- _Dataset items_
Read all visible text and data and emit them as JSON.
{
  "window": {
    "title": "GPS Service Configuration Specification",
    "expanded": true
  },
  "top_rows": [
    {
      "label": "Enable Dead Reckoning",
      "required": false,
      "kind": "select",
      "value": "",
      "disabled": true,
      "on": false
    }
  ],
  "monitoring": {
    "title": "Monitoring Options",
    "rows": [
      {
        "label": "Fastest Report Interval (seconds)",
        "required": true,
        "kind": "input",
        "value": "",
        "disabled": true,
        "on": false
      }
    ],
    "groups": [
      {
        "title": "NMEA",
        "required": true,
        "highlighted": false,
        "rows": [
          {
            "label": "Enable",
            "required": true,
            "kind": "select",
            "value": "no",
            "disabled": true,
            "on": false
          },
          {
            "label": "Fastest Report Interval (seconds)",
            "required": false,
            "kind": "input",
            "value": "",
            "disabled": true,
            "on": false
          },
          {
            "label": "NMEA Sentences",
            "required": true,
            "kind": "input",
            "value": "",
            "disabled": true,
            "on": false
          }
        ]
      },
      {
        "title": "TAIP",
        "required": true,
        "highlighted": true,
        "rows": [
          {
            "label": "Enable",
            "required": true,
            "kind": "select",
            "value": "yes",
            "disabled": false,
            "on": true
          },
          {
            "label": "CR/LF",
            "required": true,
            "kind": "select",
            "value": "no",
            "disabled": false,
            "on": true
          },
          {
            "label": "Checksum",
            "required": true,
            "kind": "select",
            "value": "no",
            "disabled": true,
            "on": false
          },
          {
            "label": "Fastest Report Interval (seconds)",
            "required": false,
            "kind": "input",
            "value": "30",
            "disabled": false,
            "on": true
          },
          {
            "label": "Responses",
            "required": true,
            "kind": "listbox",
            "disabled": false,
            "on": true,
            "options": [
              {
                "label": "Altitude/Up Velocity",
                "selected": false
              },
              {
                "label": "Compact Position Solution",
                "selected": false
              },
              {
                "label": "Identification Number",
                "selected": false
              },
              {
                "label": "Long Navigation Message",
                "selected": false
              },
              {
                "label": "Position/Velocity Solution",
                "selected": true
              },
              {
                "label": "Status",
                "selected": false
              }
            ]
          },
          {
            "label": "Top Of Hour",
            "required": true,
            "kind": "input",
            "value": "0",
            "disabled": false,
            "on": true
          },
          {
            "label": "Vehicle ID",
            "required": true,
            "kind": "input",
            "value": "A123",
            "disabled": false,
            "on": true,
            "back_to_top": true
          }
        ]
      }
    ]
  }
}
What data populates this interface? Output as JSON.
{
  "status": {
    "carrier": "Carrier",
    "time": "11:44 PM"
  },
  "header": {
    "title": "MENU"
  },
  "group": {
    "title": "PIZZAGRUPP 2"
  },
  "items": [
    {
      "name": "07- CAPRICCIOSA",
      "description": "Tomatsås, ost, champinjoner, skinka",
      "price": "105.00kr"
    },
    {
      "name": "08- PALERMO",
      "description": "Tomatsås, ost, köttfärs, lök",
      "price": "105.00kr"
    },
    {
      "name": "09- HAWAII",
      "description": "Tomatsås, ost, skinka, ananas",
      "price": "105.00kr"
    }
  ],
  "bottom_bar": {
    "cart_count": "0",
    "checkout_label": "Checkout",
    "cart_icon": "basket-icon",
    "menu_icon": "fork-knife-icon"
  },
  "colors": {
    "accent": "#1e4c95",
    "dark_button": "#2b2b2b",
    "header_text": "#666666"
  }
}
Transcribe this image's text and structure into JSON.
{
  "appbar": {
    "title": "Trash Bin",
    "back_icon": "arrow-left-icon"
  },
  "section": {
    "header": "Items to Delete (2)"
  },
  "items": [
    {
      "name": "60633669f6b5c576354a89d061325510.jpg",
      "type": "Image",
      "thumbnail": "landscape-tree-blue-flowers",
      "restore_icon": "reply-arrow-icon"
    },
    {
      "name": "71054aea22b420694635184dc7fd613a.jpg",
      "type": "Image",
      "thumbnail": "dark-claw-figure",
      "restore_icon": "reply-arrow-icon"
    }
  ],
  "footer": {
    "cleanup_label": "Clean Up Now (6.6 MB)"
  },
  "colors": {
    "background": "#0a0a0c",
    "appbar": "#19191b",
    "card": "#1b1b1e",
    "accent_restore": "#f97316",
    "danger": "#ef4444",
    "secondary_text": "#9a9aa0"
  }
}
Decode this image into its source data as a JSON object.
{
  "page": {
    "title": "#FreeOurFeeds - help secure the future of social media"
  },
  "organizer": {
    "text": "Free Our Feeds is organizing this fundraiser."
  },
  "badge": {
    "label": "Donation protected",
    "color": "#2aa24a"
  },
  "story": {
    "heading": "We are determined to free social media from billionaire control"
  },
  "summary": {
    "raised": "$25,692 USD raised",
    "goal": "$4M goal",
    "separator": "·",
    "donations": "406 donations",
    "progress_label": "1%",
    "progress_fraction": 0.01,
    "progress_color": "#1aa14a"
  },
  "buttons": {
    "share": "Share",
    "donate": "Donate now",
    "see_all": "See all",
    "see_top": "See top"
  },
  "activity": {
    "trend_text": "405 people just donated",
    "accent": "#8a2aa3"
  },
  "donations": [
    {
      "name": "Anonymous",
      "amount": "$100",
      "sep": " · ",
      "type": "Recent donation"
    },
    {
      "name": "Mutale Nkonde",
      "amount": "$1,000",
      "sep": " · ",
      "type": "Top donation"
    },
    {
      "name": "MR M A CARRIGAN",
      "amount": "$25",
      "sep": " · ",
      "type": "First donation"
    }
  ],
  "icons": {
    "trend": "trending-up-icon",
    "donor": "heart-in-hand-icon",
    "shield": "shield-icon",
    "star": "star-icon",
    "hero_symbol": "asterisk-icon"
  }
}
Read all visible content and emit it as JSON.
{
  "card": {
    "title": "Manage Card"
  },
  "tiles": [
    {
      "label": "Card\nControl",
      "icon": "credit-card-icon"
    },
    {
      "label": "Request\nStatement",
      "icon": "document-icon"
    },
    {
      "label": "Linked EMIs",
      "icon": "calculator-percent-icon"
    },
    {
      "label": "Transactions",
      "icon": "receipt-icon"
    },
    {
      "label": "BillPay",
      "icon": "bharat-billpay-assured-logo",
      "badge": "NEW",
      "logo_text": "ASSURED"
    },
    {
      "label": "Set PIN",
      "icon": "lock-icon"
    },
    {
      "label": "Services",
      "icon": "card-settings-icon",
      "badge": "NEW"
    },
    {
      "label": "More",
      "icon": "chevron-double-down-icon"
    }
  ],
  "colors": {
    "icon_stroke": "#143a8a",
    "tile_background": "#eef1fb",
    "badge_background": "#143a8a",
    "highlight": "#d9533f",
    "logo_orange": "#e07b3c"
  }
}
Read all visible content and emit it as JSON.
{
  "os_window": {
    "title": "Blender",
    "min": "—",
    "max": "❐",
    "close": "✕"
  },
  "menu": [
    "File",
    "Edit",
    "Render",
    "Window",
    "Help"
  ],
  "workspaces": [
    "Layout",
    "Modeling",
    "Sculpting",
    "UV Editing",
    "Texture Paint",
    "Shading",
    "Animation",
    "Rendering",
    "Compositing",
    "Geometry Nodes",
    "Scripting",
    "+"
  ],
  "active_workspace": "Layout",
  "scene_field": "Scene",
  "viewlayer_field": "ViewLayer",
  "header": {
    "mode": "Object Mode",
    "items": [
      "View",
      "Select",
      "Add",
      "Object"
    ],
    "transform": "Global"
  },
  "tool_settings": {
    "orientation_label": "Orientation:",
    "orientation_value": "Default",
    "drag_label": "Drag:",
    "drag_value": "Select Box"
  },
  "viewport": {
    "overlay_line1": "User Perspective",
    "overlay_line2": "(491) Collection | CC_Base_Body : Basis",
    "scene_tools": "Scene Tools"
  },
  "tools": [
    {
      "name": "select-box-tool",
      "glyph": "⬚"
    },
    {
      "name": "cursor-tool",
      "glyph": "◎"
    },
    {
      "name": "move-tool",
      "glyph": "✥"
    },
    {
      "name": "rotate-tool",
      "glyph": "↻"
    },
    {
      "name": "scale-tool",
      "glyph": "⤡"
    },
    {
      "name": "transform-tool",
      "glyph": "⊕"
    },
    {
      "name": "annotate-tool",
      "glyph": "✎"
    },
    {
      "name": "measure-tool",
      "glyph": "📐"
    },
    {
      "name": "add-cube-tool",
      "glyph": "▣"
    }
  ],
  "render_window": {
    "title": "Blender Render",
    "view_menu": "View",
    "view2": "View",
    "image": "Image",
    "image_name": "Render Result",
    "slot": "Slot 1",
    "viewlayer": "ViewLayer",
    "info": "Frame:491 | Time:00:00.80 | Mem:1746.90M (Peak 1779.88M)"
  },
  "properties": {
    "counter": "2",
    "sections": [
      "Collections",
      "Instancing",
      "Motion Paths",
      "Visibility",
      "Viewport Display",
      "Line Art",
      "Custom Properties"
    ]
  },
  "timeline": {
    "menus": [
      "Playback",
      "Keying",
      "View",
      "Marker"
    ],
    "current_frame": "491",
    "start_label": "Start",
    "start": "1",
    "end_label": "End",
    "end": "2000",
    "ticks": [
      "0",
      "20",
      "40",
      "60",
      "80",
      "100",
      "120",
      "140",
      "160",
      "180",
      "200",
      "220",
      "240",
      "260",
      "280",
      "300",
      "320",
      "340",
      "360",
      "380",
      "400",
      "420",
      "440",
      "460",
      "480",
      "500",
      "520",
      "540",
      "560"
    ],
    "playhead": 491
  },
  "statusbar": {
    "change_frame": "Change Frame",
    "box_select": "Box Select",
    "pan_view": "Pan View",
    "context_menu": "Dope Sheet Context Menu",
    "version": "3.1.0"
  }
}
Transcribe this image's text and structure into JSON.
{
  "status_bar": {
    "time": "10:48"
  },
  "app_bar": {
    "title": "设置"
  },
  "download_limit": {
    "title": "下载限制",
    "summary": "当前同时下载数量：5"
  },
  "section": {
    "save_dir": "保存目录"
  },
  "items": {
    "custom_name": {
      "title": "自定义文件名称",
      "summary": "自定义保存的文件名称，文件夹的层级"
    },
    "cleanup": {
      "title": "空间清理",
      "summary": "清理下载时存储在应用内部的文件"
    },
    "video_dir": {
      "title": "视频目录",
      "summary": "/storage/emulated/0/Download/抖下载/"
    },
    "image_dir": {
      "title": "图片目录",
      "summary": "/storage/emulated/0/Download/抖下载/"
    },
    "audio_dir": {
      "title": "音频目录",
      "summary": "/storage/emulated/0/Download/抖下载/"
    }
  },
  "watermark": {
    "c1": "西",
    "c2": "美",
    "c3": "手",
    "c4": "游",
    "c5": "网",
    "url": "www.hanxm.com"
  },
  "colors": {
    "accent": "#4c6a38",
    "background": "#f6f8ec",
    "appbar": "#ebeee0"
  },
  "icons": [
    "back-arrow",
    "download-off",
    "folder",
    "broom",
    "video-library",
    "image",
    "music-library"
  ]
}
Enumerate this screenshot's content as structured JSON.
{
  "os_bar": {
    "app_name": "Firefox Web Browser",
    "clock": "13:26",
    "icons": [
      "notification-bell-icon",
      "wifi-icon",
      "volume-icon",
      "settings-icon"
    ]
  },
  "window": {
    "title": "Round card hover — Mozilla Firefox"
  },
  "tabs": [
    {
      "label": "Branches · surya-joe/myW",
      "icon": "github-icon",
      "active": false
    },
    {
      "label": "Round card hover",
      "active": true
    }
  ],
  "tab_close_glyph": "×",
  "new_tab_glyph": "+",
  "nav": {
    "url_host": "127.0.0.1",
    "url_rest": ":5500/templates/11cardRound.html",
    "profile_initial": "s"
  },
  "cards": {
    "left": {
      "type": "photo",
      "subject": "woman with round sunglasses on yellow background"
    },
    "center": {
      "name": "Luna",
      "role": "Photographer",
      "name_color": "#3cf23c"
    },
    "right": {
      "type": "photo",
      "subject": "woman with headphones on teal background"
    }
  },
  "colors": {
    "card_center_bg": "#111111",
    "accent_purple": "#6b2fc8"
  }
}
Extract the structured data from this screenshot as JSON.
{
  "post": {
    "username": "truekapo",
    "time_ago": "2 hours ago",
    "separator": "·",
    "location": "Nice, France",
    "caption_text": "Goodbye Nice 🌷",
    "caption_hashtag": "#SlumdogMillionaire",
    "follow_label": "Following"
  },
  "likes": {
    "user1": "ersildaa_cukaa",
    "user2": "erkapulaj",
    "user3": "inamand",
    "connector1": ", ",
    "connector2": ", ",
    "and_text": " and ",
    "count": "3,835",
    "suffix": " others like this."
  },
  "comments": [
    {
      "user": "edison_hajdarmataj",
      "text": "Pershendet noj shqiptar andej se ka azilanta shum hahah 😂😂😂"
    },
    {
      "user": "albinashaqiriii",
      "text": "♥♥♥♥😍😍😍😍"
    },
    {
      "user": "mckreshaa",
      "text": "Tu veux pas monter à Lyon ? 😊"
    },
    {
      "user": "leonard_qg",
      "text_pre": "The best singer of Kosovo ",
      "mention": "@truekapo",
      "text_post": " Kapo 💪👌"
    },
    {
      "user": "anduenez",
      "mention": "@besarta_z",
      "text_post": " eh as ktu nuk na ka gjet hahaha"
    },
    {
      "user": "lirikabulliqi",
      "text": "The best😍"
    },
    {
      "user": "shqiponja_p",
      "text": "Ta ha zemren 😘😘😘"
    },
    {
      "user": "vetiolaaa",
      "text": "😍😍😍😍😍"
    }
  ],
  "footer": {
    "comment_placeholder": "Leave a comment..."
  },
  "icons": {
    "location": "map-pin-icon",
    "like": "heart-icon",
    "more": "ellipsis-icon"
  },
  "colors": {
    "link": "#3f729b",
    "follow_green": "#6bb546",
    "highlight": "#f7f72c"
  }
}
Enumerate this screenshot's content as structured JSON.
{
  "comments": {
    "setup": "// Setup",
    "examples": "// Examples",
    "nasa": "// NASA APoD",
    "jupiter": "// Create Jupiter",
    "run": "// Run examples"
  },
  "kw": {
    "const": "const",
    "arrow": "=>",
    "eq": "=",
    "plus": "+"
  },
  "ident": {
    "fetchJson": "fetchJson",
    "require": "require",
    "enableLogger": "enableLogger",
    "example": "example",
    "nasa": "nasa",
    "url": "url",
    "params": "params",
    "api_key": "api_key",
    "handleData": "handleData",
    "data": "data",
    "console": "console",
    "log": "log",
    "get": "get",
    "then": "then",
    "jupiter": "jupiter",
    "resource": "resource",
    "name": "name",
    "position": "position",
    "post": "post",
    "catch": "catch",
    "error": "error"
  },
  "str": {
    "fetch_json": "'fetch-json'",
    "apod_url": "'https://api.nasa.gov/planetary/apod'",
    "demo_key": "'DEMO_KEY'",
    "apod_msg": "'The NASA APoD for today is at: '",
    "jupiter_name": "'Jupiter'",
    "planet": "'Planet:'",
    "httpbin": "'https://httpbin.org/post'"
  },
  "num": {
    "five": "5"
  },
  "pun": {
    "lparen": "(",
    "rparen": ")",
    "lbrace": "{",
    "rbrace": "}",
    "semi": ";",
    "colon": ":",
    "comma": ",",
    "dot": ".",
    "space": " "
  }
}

- _Requirements_
Isolate the lines above that contain the word "media" and copy them.

- _Response to the task_
    "title": "#FreeOurFeeds - help secure the future of social media"
    "heading": "We are determined to free social media from billionaire control"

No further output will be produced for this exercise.